WHAT NEEDS TO BE DONE » In how many lines of the data does the word "即某一电阻的阻值增大时" appear? Give the number by itself.

PROVIDED DATA »
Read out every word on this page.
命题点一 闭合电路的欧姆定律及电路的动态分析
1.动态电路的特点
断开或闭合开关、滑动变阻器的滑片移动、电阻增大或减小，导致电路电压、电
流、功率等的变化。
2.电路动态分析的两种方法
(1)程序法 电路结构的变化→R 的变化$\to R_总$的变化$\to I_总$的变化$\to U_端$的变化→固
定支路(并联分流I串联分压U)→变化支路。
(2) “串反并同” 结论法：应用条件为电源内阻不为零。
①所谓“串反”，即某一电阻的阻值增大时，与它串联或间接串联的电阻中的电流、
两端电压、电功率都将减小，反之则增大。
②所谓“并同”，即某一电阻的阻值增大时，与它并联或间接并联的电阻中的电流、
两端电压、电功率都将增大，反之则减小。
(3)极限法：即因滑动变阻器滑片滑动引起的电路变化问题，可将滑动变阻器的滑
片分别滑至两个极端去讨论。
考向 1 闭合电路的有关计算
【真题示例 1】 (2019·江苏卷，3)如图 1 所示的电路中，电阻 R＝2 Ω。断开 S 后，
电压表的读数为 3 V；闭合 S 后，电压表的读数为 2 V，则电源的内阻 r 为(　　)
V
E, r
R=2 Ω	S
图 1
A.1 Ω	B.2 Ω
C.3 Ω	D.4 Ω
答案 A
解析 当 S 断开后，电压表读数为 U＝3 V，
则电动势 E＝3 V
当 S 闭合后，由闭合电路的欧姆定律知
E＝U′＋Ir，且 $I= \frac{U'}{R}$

THE COMPLETED TASK » 2